Extracted data entries:
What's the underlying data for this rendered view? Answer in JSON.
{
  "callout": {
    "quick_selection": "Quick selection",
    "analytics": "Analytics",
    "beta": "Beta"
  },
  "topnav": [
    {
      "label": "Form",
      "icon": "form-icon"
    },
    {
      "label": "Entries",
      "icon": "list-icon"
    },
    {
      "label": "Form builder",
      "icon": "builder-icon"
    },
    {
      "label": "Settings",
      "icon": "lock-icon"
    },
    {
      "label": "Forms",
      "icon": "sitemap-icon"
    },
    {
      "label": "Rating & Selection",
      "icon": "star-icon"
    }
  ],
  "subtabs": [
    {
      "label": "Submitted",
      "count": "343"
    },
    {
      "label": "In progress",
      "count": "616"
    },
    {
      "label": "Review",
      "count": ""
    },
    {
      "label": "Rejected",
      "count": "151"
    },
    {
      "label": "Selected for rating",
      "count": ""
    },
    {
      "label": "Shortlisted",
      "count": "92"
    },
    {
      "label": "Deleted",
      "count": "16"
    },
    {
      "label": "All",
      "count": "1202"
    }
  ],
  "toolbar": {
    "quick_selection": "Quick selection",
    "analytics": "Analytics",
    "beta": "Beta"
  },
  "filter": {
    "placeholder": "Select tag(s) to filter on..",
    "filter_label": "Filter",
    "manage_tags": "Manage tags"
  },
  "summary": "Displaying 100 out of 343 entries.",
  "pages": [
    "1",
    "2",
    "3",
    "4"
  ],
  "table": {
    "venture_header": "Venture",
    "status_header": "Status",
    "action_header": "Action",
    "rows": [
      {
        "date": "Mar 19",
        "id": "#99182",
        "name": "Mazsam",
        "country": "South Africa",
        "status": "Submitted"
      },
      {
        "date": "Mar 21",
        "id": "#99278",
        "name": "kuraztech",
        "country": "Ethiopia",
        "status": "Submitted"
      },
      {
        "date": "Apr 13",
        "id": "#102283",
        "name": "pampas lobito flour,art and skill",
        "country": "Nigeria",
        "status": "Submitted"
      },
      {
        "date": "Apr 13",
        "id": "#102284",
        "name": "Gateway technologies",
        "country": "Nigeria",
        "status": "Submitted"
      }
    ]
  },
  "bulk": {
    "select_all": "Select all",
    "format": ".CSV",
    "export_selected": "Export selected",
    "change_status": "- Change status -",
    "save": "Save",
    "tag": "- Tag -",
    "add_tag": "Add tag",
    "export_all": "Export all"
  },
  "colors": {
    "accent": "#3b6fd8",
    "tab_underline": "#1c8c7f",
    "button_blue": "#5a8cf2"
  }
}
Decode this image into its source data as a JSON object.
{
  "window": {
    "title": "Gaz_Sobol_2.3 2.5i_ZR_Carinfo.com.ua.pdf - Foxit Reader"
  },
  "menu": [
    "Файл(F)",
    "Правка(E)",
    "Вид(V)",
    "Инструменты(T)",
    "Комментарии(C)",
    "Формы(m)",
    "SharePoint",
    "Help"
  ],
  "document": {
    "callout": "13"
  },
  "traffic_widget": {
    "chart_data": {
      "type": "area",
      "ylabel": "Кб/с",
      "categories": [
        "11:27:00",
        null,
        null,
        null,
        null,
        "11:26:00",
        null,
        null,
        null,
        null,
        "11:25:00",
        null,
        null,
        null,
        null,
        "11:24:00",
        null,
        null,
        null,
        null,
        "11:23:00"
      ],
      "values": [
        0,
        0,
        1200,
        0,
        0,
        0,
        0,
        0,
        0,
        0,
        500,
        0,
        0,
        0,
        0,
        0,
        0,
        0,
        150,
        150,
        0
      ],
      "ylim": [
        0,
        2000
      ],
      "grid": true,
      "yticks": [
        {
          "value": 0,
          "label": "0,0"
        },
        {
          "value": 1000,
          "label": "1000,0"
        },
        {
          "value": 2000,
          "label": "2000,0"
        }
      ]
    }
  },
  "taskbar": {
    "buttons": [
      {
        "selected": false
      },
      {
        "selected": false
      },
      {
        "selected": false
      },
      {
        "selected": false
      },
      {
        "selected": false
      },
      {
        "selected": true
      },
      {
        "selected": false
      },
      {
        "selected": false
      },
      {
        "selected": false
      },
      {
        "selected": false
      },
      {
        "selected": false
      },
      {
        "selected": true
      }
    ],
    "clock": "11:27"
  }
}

→ **Problem requirements**: For this exercise, gather every line of the data that contains the word "JSON".

→ **Correct result**:
What's the underlying data for this rendered view? Answer in JSON.
Decode this image into its source data as a JSON object.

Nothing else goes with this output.